* START *

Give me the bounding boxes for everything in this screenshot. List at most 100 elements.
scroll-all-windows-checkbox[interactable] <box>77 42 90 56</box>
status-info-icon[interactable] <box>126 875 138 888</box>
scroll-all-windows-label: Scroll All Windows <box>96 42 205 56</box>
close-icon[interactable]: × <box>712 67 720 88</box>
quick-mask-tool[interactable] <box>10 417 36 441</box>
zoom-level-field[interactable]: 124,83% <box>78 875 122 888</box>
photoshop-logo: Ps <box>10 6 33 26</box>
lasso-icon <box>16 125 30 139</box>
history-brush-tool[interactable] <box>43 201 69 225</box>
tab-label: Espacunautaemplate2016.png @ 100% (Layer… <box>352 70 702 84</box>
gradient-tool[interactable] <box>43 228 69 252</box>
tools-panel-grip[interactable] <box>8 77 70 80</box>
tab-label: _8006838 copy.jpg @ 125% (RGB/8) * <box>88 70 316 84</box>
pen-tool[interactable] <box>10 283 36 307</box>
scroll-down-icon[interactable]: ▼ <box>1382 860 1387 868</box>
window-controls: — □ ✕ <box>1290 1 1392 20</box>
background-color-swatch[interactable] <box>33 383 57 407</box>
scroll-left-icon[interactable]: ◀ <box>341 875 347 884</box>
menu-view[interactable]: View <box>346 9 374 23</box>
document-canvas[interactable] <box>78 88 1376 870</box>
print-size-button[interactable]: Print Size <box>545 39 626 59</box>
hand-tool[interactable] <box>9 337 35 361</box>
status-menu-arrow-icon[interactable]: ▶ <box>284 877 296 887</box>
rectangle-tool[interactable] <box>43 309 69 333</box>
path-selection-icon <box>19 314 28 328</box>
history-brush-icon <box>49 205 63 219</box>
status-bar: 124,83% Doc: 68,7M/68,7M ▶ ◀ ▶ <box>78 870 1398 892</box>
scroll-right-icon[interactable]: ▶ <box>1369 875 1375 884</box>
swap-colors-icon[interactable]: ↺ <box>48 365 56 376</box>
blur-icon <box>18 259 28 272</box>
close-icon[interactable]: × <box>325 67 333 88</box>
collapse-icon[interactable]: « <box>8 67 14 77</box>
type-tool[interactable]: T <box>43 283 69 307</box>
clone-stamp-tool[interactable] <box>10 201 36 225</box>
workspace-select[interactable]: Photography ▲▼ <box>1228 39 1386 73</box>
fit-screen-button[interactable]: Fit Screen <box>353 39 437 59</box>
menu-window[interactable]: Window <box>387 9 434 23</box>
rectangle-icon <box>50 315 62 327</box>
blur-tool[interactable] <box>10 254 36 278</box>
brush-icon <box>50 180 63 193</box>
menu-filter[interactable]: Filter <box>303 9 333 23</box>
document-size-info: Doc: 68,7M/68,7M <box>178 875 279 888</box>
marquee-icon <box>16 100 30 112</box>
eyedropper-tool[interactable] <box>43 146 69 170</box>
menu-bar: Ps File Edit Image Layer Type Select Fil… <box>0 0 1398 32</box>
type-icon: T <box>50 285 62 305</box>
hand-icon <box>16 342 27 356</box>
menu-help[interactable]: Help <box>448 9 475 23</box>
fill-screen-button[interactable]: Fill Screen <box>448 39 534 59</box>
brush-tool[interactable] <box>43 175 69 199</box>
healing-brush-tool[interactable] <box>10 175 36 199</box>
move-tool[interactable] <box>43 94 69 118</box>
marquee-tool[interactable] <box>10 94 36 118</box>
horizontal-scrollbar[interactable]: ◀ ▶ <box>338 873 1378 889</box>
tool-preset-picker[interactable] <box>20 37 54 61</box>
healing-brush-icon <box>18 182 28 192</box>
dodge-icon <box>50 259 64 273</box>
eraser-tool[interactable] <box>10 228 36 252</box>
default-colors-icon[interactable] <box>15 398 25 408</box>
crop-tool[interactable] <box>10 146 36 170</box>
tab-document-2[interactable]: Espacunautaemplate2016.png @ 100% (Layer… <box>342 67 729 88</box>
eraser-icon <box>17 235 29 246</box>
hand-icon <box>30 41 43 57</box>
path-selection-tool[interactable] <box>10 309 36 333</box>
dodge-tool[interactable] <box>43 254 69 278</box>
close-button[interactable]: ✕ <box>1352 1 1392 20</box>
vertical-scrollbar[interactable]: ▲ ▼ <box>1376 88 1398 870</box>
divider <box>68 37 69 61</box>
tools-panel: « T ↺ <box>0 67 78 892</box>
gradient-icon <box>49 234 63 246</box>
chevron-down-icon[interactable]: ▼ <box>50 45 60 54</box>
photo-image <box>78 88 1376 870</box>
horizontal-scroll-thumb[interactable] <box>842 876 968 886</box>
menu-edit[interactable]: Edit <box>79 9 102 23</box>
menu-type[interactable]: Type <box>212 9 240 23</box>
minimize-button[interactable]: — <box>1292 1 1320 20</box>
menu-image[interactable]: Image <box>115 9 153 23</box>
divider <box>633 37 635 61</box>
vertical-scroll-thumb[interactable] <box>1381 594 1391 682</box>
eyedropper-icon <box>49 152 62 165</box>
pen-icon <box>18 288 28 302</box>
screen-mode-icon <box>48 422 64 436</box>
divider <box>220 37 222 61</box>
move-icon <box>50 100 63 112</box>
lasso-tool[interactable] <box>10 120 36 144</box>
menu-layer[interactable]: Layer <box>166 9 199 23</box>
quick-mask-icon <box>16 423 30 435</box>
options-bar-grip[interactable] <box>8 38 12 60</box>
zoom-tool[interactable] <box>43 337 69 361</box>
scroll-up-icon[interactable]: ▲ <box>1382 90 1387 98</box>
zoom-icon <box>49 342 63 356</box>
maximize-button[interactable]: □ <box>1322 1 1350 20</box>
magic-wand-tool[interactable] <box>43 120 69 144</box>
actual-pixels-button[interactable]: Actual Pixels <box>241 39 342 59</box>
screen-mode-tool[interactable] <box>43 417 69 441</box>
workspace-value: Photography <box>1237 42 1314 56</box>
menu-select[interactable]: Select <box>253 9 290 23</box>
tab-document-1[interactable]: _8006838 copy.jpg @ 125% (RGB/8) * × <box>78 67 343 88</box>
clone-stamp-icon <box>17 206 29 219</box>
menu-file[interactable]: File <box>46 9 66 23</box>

* END *

** What the task requires **
Reproduce all of the material above exactly, line for line, without changing anything.

** Task output **
Give me the bounding boxes for everything in this screenshot. List at most 100 elements.
scroll-all-windows-checkbox[interactable] <box>77 42 90 56</box>
status-info-icon[interactable] <box>126 875 138 888</box>
scroll-all-windows-label: Scroll All Windows <box>96 42 205 56</box>
close-icon[interactable]: × <box>712 67 720 88</box>
quick-mask-tool[interactable] <box>10 417 36 441</box>
zoom-level-field[interactable]: 124,83% <box>78 875 122 888</box>
photoshop-logo: Ps <box>10 6 33 26</box>
lasso-icon <box>16 125 30 139</box>
history-brush-tool[interactable] <box>43 201 69 225</box>
tab-label: Espacunautaemplate2016.png @ 100% (Layer… <box>352 70 702 84</box>
gradient-tool[interactable] <box>43 228 69 252</box>
tools-panel-grip[interactable] <box>8 77 70 80</box>
tab-label: _8006838 copy.jpg @ 125% (RGB/8) * <box>88 70 316 84</box>
pen-tool[interactable] <box>10 283 36 307</box>
scroll-down-icon[interactable]: ▼ <box>1382 860 1387 868</box>
window-controls: — □ ✕ <box>1290 1 1392 20</box>
background-color-swatch[interactable] <box>33 383 57 407</box>
scroll-left-icon[interactable]: ◀ <box>341 875 347 884</box>
menu-view[interactable]: View <box>346 9 374 23</box>
document-canvas[interactable] <box>78 88 1376 870</box>
print-size-button[interactable]: Print Size <box>545 39 626 59</box>
hand-tool[interactable] <box>9 337 35 361</box>
status-menu-arrow-icon[interactable]: ▶ <box>284 877 296 887</box>
rectangle-tool[interactable] <box>43 309 69 333</box>
path-selection-icon <box>19 314 28 328</box>
history-brush-icon <box>49 205 63 219</box>
status-bar: 124,83% Doc: 68,7M/68,7M ▶ ◀ ▶ <box>78 870 1398 892</box>
scroll-right-icon[interactable]: ▶ <box>1369 875 1375 884</box>
swap-colors-icon[interactable]: ↺ <box>48 365 56 376</box>
blur-icon <box>18 259 28 272</box>
close-icon[interactable]: × <box>325 67 333 88</box>
collapse-icon[interactable]: « <box>8 67 14 77</box>
type-tool[interactable]: T <box>43 283 69 307</box>
clone-stamp-tool[interactable] <box>10 201 36 225</box>
workspace-select[interactable]: Photography ▲▼ <box>1228 39 1386 73</box>
fit-screen-button[interactable]: Fit Screen <box>353 39 437 59</box>
menu-window[interactable]: Window <box>387 9 434 23</box>
rectangle-icon <box>50 315 62 327</box>
blur-tool[interactable] <box>10 254 36 278</box>
brush-icon <box>50 180 63 193</box>
menu-filter[interactable]: Filter <box>303 9 333 23</box>
document-size-info: Doc: 68,7M/68,7M <box>178 875 279 888</box>
marquee-icon <box>16 100 30 112</box>
eyedropper-tool[interactable] <box>43 146 69 170</box>
menu-bar: Ps File Edit Image Layer Type Select Fil… <box>0 0 1398 32</box>
type-icon: T <box>50 285 62 305</box>
hand-icon <box>16 342 27 356</box>
menu-help[interactable]: Help <box>448 9 475 23</box>
fill-screen-button[interactable]: Fill Screen <box>448 39 534 59</box>
brush-tool[interactable] <box>43 175 69 199</box>
healing-brush-tool[interactable] <box>10 175 36 199</box>
move-tool[interactable] <box>43 94 69 118</box>
marquee-tool[interactable] <box>10 94 36 118</box>
horizontal-scrollbar[interactable]: ◀ ▶ <box>338 873 1378 889</box>
tool-preset-picker[interactable] <box>20 37 54 61</box>
healing-brush-icon <box>18 182 28 192</box>
dodge-icon <box>50 259 64 273</box>
eraser-tool[interactable] <box>10 228 36 252</box>
default-colors-icon[interactable] <box>15 398 25 408</box>
crop-tool[interactable] <box>10 146 36 170</box>
tab-document-2[interactable]: Espacunautaemplate2016.png @ 100% (Layer… <box>342 67 729 88</box>
eraser-icon <box>17 235 29 246</box>
hand-icon <box>30 41 43 57</box>
path-selection-tool[interactable] <box>10 309 36 333</box>
dodge-tool[interactable] <box>43 254 69 278</box>
close-button[interactable]: ✕ <box>1352 1 1392 20</box>
vertical-scrollbar[interactable]: ▲ ▼ <box>1376 88 1398 870</box>
divider <box>68 37 69 61</box>
tools-panel: « T ↺ <box>0 67 78 892</box>
gradient-icon <box>49 234 63 246</box>
chevron-down-icon[interactable]: ▼ <box>50 45 60 54</box>
photo-image <box>78 88 1376 870</box>
horizontal-scroll-thumb[interactable] <box>842 876 968 886</box>
menu-edit[interactable]: Edit <box>79 9 102 23</box>
menu-type[interactable]: Type <box>212 9 240 23</box>
minimize-button[interactable]: — <box>1292 1 1320 20</box>
menu-image[interactable]: Image <box>115 9 153 23</box>
divider <box>633 37 635 61</box>
vertical-scroll-thumb[interactable] <box>1381 594 1391 682</box>
eyedropper-icon <box>49 152 62 165</box>
pen-icon <box>18 288 28 302</box>
screen-mode-icon <box>48 422 64 436</box>
divider <box>220 37 222 61</box>
move-icon <box>50 100 63 112</box>
lasso-tool[interactable] <box>10 120 36 144</box>
menu-layer[interactable]: Layer <box>166 9 199 23</box>
quick-mask-icon <box>16 423 30 435</box>
options-bar-grip[interactable] <box>8 38 12 60</box>
zoom-tool[interactable] <box>43 337 69 361</box>
scroll-up-icon[interactable]: ▲ <box>1382 90 1387 98</box>
zoom-icon <box>49 342 63 356</box>
maximize-button[interactable]: □ <box>1322 1 1350 20</box>
magic-wand-tool[interactable] <box>43 120 69 144</box>
actual-pixels-button[interactable]: Actual Pixels <box>241 39 342 59</box>
screen-mode-tool[interactable] <box>43 417 69 441</box>
workspace-value: Photography <box>1237 42 1314 56</box>
menu-select[interactable]: Select <box>253 9 290 23</box>
tab-document-1[interactable]: _8006838 copy.jpg @ 125% (RGB/8) * × <box>78 67 343 88</box>
clone-stamp-icon <box>17 206 29 219</box>
menu-file[interactable]: File <box>46 9 66 23</box>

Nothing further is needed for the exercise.